--- Input ---

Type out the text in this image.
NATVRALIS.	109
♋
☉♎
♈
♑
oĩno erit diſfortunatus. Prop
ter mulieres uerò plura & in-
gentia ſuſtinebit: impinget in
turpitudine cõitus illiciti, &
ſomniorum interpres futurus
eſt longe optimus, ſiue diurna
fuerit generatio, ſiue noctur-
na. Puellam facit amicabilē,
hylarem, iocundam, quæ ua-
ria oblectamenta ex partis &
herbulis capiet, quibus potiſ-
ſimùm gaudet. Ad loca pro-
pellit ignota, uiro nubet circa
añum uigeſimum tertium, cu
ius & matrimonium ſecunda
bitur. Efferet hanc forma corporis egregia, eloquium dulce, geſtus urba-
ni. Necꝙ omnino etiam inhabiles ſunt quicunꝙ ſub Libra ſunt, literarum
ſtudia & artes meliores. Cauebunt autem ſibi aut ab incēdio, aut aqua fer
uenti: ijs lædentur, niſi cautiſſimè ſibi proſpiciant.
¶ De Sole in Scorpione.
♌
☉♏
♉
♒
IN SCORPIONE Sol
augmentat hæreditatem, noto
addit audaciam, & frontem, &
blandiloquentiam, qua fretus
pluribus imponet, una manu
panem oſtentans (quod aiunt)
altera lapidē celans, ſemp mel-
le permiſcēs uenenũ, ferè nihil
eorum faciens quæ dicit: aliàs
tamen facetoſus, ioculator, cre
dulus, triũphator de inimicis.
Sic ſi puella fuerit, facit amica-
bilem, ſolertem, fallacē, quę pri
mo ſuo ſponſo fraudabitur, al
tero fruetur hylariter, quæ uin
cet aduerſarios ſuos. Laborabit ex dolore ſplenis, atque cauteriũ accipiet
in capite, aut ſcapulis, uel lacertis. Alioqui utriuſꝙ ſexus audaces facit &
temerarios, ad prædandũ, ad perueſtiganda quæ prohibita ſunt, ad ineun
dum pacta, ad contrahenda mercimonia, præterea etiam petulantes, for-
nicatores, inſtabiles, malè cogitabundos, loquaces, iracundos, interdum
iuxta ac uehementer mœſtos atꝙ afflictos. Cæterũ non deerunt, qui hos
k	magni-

---
--- Input ---

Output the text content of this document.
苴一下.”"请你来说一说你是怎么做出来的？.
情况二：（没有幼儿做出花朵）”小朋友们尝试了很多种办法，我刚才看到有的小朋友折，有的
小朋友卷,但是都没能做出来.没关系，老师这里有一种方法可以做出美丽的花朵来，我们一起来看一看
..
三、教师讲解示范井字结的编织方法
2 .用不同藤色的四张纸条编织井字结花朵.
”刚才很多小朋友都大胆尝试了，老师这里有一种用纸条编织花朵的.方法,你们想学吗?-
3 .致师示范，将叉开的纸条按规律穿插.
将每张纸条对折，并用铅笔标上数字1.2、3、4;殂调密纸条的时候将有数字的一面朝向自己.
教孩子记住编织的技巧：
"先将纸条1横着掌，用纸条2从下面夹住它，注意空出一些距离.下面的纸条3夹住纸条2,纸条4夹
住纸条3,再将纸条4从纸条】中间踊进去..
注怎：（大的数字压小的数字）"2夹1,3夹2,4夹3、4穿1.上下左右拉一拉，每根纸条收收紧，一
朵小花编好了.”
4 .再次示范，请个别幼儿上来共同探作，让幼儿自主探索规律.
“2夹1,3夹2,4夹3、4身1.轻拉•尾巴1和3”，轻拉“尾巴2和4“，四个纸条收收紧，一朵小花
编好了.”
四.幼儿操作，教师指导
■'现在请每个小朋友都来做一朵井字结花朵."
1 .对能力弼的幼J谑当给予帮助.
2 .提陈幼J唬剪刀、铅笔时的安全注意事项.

---

| Written instruction |
Return every line from the records above that holds the word "ſibi".

| Result of the task |
ſtudia & artes meliores. Cauebunt autem ſibi aut ab incēdio, aut aqua fer
uenti: ijs lædentur, niſi cautiſſimè ſibi proſpiciant.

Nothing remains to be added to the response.